◆ **What is being asked**: Can you quote the data below verbatim, starting at the line that contains "y-tick-label-left: $2,050 [211,60,229,66]" and stopping after the line that contains "y-tick-label-right: $40,000 [554,94,575,100]"?

◆ **Task input**:
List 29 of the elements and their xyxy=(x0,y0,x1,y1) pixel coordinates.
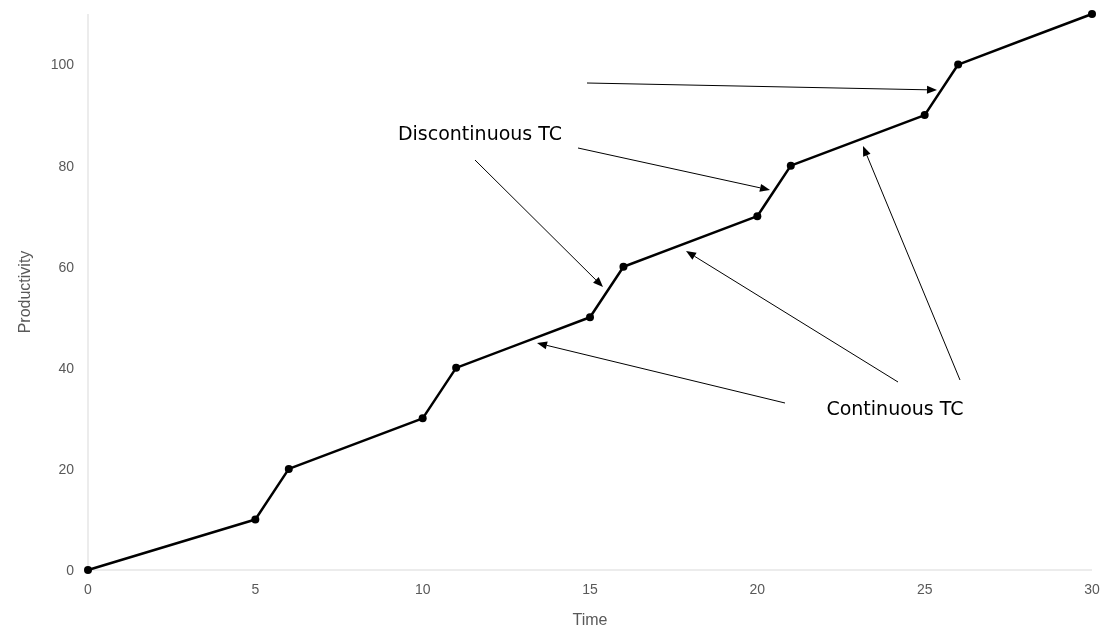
y-axis-title: Productivity xyxy=(16,250,33,334)
point xyxy=(786,161,795,170)
point xyxy=(84,566,92,574)
y-tick-label: 40 xyxy=(58,359,75,376)
x-tick-label: 10 xyxy=(414,581,431,597)
point xyxy=(452,363,461,372)
y-tick-label: 0 xyxy=(66,561,75,578)
y-tick-label: 60 xyxy=(58,258,75,275)
point xyxy=(619,262,628,271)
point xyxy=(586,313,594,322)
x-tick-label: 15 xyxy=(582,581,598,597)
point xyxy=(920,111,929,120)
point xyxy=(284,464,293,473)
y-tick-label: 100 xyxy=(50,56,75,73)
point xyxy=(418,414,427,423)
point xyxy=(954,60,963,69)
annotation: Discontinuous TC xyxy=(397,122,563,144)
annotation: Continuous TC xyxy=(826,397,964,419)
x-tick-label: 20 xyxy=(749,581,766,597)
point xyxy=(753,212,762,221)
x-tick-label: 30 xyxy=(1084,581,1100,597)
x-tick-label: 5 xyxy=(251,581,260,597)
x-axis-title: Time xyxy=(572,611,608,628)
point xyxy=(1088,10,1096,18)
x-tick-label: 25 xyxy=(916,581,933,597)
y-tick-label: 20 xyxy=(58,460,75,477)
y-tick-label: 80 xyxy=(58,157,75,174)
point xyxy=(251,515,260,524)
x-tick-label: 0 xyxy=(84,581,93,597)
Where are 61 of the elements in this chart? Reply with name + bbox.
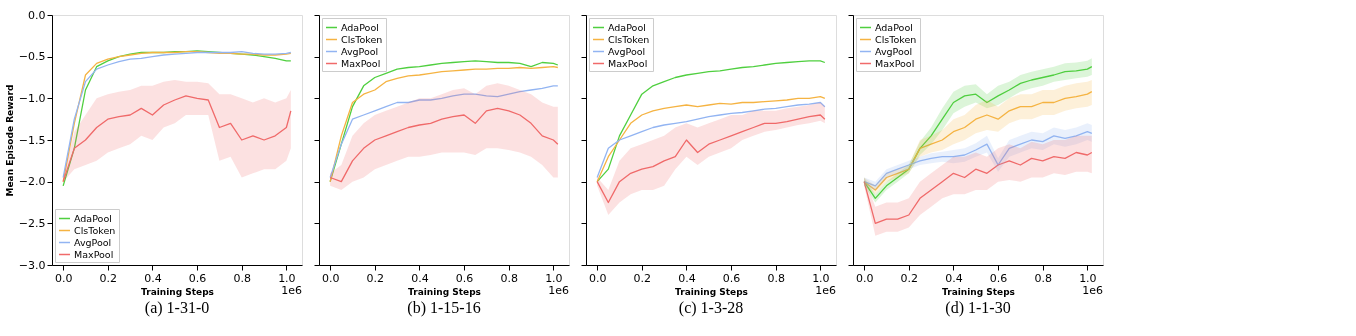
legend-label: ClsToken: [74, 224, 116, 236]
x-tick-label: 0.6: [722, 271, 741, 285]
x-tick-label: 0.2: [633, 271, 652, 285]
legend-label: AvgPool: [74, 236, 112, 248]
text: (c) 1-3-28: [678, 299, 744, 317]
x-tick-label: 0.6: [188, 271, 207, 285]
y-tick-label: −2.5: [18, 216, 46, 230]
y-tick-label: −1.5: [18, 133, 46, 147]
x-tick-label: 0.0: [855, 271, 874, 285]
legend-label: AvgPool: [341, 45, 379, 57]
legend-label: AdaPool: [875, 21, 913, 33]
legend-label: MaxPool: [875, 57, 915, 69]
y-tick-label: −3.0: [18, 258, 46, 272]
x-tick-label: 0.4: [411, 271, 429, 285]
x-axis-title: Training Steps: [942, 286, 1015, 297]
x-tick-label: 0.4: [144, 271, 162, 285]
x-tick-label: 0.2: [900, 271, 919, 285]
legend-label: MaxPool: [341, 57, 381, 69]
x-tick-label: 0.8: [233, 271, 251, 285]
text: 1e6: [548, 284, 569, 297]
x-tick-label: 0.0: [588, 271, 607, 285]
legend-label: ClsToken: [608, 33, 650, 45]
text: 1e6: [1082, 284, 1103, 297]
y-tick-label: −2.0: [18, 175, 46, 189]
x-tick-label: 0.8: [767, 271, 785, 285]
line-series: [62, 95, 292, 183]
x-tick-label: 1.0: [278, 271, 296, 285]
x-tick-label: 0.8: [500, 271, 518, 285]
x-tick-label: 1.0: [545, 271, 563, 285]
x-tick-label: 0.6: [989, 271, 1008, 285]
x-tick-label: 1.0: [812, 271, 830, 285]
legend-label: AdaPool: [341, 21, 379, 33]
legend-label: AvgPool: [875, 45, 913, 57]
text: (d) 1-1-30: [945, 299, 1011, 317]
x-axis-title: Training Steps: [408, 286, 481, 297]
text: 1e6: [815, 284, 836, 297]
text: (b) 1-15-16: [407, 299, 481, 317]
x-tick-label: 0.8: [1034, 271, 1052, 285]
text: 1e6: [281, 284, 302, 297]
x-tick-label: 0.4: [678, 271, 696, 285]
legend-label: ClsToken: [341, 33, 383, 45]
x-tick-label: 0.4: [945, 271, 963, 285]
x-tick-label: 0.6: [455, 271, 474, 285]
y-tick-label: 0.0: [28, 8, 46, 22]
x-axis-title: Training Steps: [141, 286, 214, 297]
y-axis-title: Mean Episode Reward: [4, 84, 15, 197]
x-tick-label: 0.0: [321, 271, 340, 285]
text: (a) 1-31-0: [144, 299, 210, 317]
x-axis-title: Training Steps: [675, 286, 748, 297]
legend-label: MaxPool: [608, 57, 648, 69]
y-tick-label: −0.5: [18, 50, 46, 64]
legend-label: AdaPool: [74, 212, 112, 224]
legend-label: AvgPool: [608, 45, 646, 57]
legend-label: AdaPool: [608, 21, 646, 33]
x-tick-label: 0.2: [99, 271, 118, 285]
legend-label: MaxPool: [74, 248, 114, 260]
y-tick-label: −1.0: [18, 91, 46, 105]
x-tick-label: 1.0: [1079, 271, 1097, 285]
x-tick-label: 0.2: [366, 271, 385, 285]
x-tick-label: 0.0: [54, 271, 73, 285]
legend-label: ClsToken: [875, 33, 917, 45]
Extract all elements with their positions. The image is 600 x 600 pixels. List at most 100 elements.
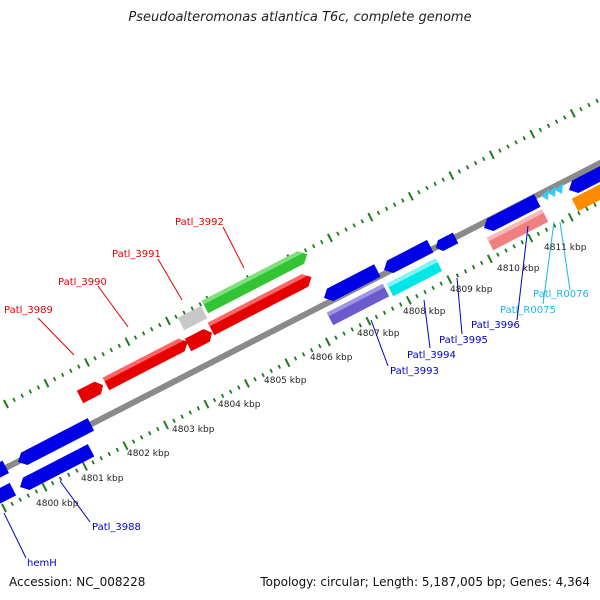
gene-feature-red-4[interactable] — [76, 379, 107, 404]
minor-tick — [431, 285, 435, 291]
gene-feature-patl-3993[interactable] — [326, 283, 390, 326]
minor-tick — [67, 472, 71, 477]
minor-tick — [99, 455, 103, 461]
minor-tick — [401, 198, 405, 203]
label-patl-3996[interactable]: Patl_3996 — [471, 320, 520, 331]
gene-feature-blue-e[interactable] — [566, 165, 600, 196]
minor-tick — [465, 165, 470, 170]
minor-tick — [20, 393, 24, 398]
minor-tick — [148, 431, 152, 436]
label-patl-3988[interactable]: Patl_3988 — [92, 522, 141, 533]
minor-tick — [261, 372, 265, 378]
gene-feature-blue-a[interactable] — [321, 264, 381, 304]
gene-feature-red-2[interactable] — [184, 326, 215, 352]
minor-tick — [293, 356, 298, 361]
minor-tick — [423, 289, 427, 295]
label-patl-3994[interactable]: Patl_3994 — [407, 350, 456, 361]
minor-tick — [156, 426, 160, 432]
minor-tick — [50, 480, 55, 486]
label-hemh[interactable]: hemH — [27, 558, 57, 569]
minor-tick — [91, 460, 95, 465]
gene-feature-patl-3996[interactable] — [486, 209, 549, 251]
scale-label-4811: 4811 kbp — [544, 243, 587, 253]
scale-label-4809: 4809 kbp — [450, 285, 493, 295]
major-tick — [567, 212, 574, 222]
major-tick — [324, 337, 331, 347]
minor-tick — [392, 202, 397, 207]
label-patl-3990[interactable]: Patl_3990 — [58, 277, 107, 288]
minor-tick — [415, 294, 419, 299]
minor-tick — [554, 119, 559, 124]
label-patl-3992[interactable]: Patl_3992 — [175, 217, 224, 228]
minor-tick — [336, 231, 340, 236]
gene-feature-blue-left-2[interactable] — [17, 444, 95, 493]
scale-label-4800: 4800 kbp — [36, 499, 79, 509]
gene-feature-red-1[interactable] — [207, 271, 315, 336]
minor-tick — [425, 185, 429, 191]
minor-tick — [212, 397, 217, 403]
gene-feature-blue-b[interactable] — [381, 239, 434, 276]
minor-tick — [506, 144, 510, 149]
gene-feature-patl-3992[interactable] — [201, 248, 311, 314]
minor-tick — [482, 156, 486, 162]
gene-feature-blue-d[interactable] — [481, 194, 541, 234]
minor-tick — [374, 314, 379, 320]
minor-tick — [237, 385, 241, 390]
gene-feature-blue-left-1[interactable] — [15, 418, 95, 468]
scale-label-4805: 4805 kbp — [264, 376, 307, 386]
minor-tick — [342, 331, 346, 336]
minor-tick — [269, 368, 273, 374]
label-patl-3995[interactable]: Patl_3995 — [439, 335, 488, 346]
minor-tick — [382, 310, 387, 315]
gene-feature-patl-3994[interactable] — [386, 258, 443, 297]
major-tick — [41, 482, 48, 492]
minor-tick — [358, 323, 362, 328]
rna-feature-arrows[interactable] — [541, 183, 563, 200]
minor-tick — [117, 343, 122, 349]
minor-tick — [172, 418, 176, 423]
minor-tick — [538, 127, 543, 133]
minor-tick — [196, 406, 201, 411]
minor-tick — [504, 248, 508, 253]
gene-feature-blue-left-4[interactable] — [0, 482, 17, 509]
minor-tick — [34, 489, 39, 494]
minor-tick — [18, 497, 22, 502]
gene-feature-gray[interactable] — [177, 305, 208, 331]
minor-tick — [139, 435, 144, 440]
major-tick — [164, 316, 171, 326]
minor-tick — [77, 364, 81, 369]
minor-tick — [334, 335, 338, 340]
minor-tick — [26, 493, 31, 498]
major-tick — [446, 275, 453, 285]
minor-tick — [311, 243, 316, 249]
gene-feature-blue-left-3[interactable] — [0, 460, 9, 483]
major-tick — [367, 212, 374, 222]
label-patl-3989[interactable]: Patl_3989 — [4, 305, 53, 316]
gene-feature-orange[interactable] — [571, 180, 600, 212]
minor-tick — [520, 240, 524, 245]
major-tick — [448, 171, 455, 181]
minor-tick — [390, 306, 395, 311]
minor-tick — [107, 451, 111, 457]
label-patl-r0075[interactable]: Patl_R0075 — [500, 305, 556, 316]
minor-tick — [190, 306, 194, 311]
label-patl-r0076[interactable]: Patl_R0076 — [533, 289, 589, 300]
minor-tick — [496, 252, 500, 257]
minor-tick — [180, 414, 184, 419]
label-patl-3993[interactable]: Patl_3993 — [390, 366, 439, 377]
minor-tick — [75, 468, 79, 473]
minor-tick — [109, 347, 113, 353]
label-patl-3991[interactable]: Patl_3991 — [112, 249, 161, 260]
minor-tick — [439, 281, 443, 286]
major-tick — [405, 295, 412, 305]
minor-tick — [587, 102, 591, 108]
gene-feature-red-3[interactable] — [102, 336, 191, 391]
minor-tick — [433, 181, 437, 187]
gene-feature-blue-c[interactable] — [433, 232, 459, 254]
minor-tick — [10, 501, 14, 507]
minor-tick — [303, 248, 308, 253]
minor-tick — [417, 190, 421, 195]
minor-tick — [253, 377, 257, 382]
minor-tick — [220, 393, 225, 399]
minor-tick — [360, 219, 364, 224]
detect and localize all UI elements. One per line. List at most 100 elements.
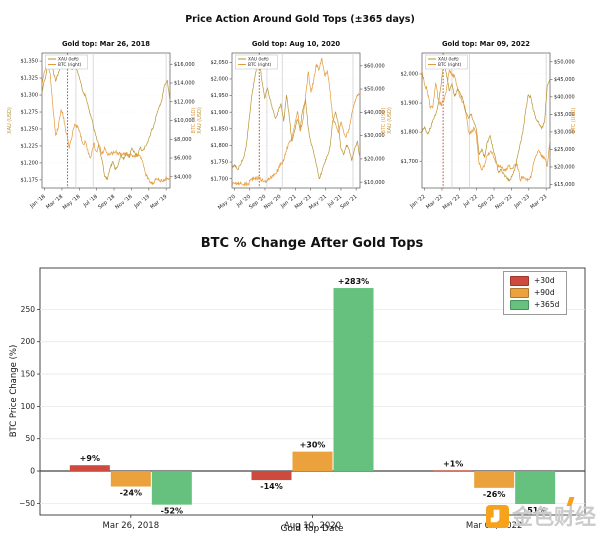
y-tick-label-left: $2,050 [211,60,229,66]
y-tick-label-left: $1,200 [21,160,39,166]
x-tick-label: May '18 [62,194,82,211]
y-tick-label-right: $50,000 [554,59,575,65]
legend-item-365d: +365d [510,299,559,311]
y-tick-label-right: $40,000 [554,94,575,100]
legend-swatch-365d [510,300,529,310]
x-tick-label: Mar '23 [529,194,548,211]
y-tick-label-right: $6,000 [174,156,192,162]
y-tick-label-left: $1,700 [401,159,419,165]
legend-item-30d: +30d [510,275,559,287]
bar-value-label: +283% [338,277,369,286]
y-tick-label: 50 [25,434,35,443]
legend-label-90d: +90d [534,288,555,297]
x-tick-label: Jul '18 [82,194,99,209]
bar-value-label: -52% [161,507,183,516]
y-tick-label-left: $1,850 [211,126,229,132]
legend-entry-label: XAU (left) [248,57,269,63]
y-tick-label: 250 [21,305,36,314]
x-tick-label: Jan '18 [28,194,46,210]
y-tick-label-right: $40,000 [364,110,385,116]
y-tick-label-right: $30,000 [554,129,575,135]
y-tick-label-right: $25,000 [554,147,575,153]
y-tick-label: 200 [21,337,36,346]
y-tick-label-right: $30,000 [364,133,385,139]
ylabel-right: BTC (USD) [381,108,387,134]
subplot-title-2022: Gold top: Mar 09, 2022 [441,40,531,48]
y-tick-label-right: $50,000 [364,87,385,93]
x-tick-label: Sep '22 [477,194,496,211]
y-tick-label-right: $60,000 [364,63,385,69]
legend-entry-label: XAU (left) [58,57,79,63]
x-tick-label: Mar '22 [425,194,444,211]
legend-entry-label: XAU (left) [438,57,459,63]
bar-chart-xlabel: Gold Top Date [280,524,344,534]
subplot-legend: XAU (left)BTC (right) [235,54,278,70]
x-tick-label: Jan '22 [408,194,426,210]
y-tick-label-left: $1,800 [211,143,229,149]
bar-value-label: -51% [524,506,546,515]
y-tick-label-right: $20,000 [364,157,385,163]
plot-frame [41,52,171,189]
legend-entry-label: BTC (right) [438,62,461,68]
x-tick-label: Mar 26, 2018 [103,521,160,531]
x-tick-label: May '22 [442,194,462,211]
subplot-canvas-2022: $1,700 $1,800 $1,900 $2,000 $15,000 $20,000 $2… [387,52,577,211]
subplot-gold-top-2022: Gold top: Mar 09, 2022 $1,700 $1,800 $1,90… [382,40,582,225]
btc-line [421,69,551,183]
ylabel-right: BTC (USD) [571,108,577,134]
bar-+365d-0 [151,471,192,505]
y-tick-label-right: $14,000 [174,81,195,87]
y-tick-label-right: $10,000 [364,180,385,186]
x-tick-label: Jul '22 [462,194,479,209]
y-tick-label-right: $12,000 [174,99,195,105]
y-tick-label-left: $1,275 [21,110,39,116]
bar-value-label: +30% [300,441,326,450]
y-tick-label-right: $10,000 [174,118,195,124]
subplot-gold-top-2020: Gold top: Aug 10, 2020 $1,700 $1,750 $1,80… [192,40,392,225]
x-tick-label: Mar '19 [149,194,168,211]
y-tick-label-left: $1,750 [211,160,229,166]
bar-+365d-2 [515,471,556,505]
y-tick-label-right: $16,000 [174,62,195,68]
bar-+365d-1 [333,288,374,472]
y-tick-label-left: $1,300 [21,93,39,99]
y-tick-label-left: $1,175 [21,177,39,183]
ylabel-left: XAU (USD) [7,107,13,134]
btc-line [231,57,361,187]
y-tick-label-left: $1,325 [21,76,39,82]
bar-value-label: +9% [80,454,100,463]
y-tick-label-left: $2,000 [401,72,419,78]
y-tick-label: −50 [19,499,35,508]
x-tick-label: Aug 10, 2020 [284,521,341,531]
y-tick-label-right: $4,000 [174,174,192,180]
y-tick-label-left: $1,700 [211,176,229,182]
watermark: 金色财经 [486,497,596,531]
y-tick-label: 100 [21,402,36,411]
bar-value-label: -26% [483,490,505,499]
y-tick-label-right: $45,000 [554,77,575,83]
bar-chart-canvas: −50 0 50 100 150 200 250 Mar 26, 2018 +9% -24% -52… [19,267,586,531]
x-tick-label: Mar '18 [45,194,64,211]
subplot-title-2020: Gold top: Aug 10, 2020 [251,40,341,48]
subplot-legend: XAU (left)BTC (right) [45,54,88,70]
y-tick-label-left: $1,800 [401,130,419,136]
y-tick-label-left: $1,900 [211,110,229,116]
subplot-legend: XAU (left)BTC (right) [425,54,468,70]
x-tick-label: Nov '20 [263,194,282,211]
bar-chart-legend: +30d +90d +365d [503,271,568,315]
xau-line [231,59,361,180]
x-tick-label: May '20 [217,194,237,211]
watermark-logo-icon [486,504,509,528]
y-tick-label-left: $1,225 [21,144,39,150]
y-tick-label-left: $1,350 [21,59,39,65]
x-tick-label: Nov '18 [114,194,133,211]
x-tick-label: May '21 [308,194,328,211]
y-tick-label-right: $15,000 [554,182,575,188]
y-tick-label: 0 [30,467,35,476]
legend-label-30d: +30d [534,276,555,285]
y-tick-label-left: $1,250 [21,127,39,133]
bar-value-label: -14% [260,482,282,491]
bar-+90d-1 [292,451,333,472]
bar-value-label: +1% [443,459,463,468]
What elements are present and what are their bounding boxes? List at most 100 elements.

◆ **Solution below**:
y-tick-label-left: $2,050 [211,60,229,66]
y-tick-label-left: $1,200 [21,160,39,166]
x-tick-label: May '18 [62,194,82,211]
y-tick-label-right: $50,000 [554,59,575,65]
legend-item-365d: +365d [510,299,559,311]
y-tick-label-right: $40,000 [554,94,575,100]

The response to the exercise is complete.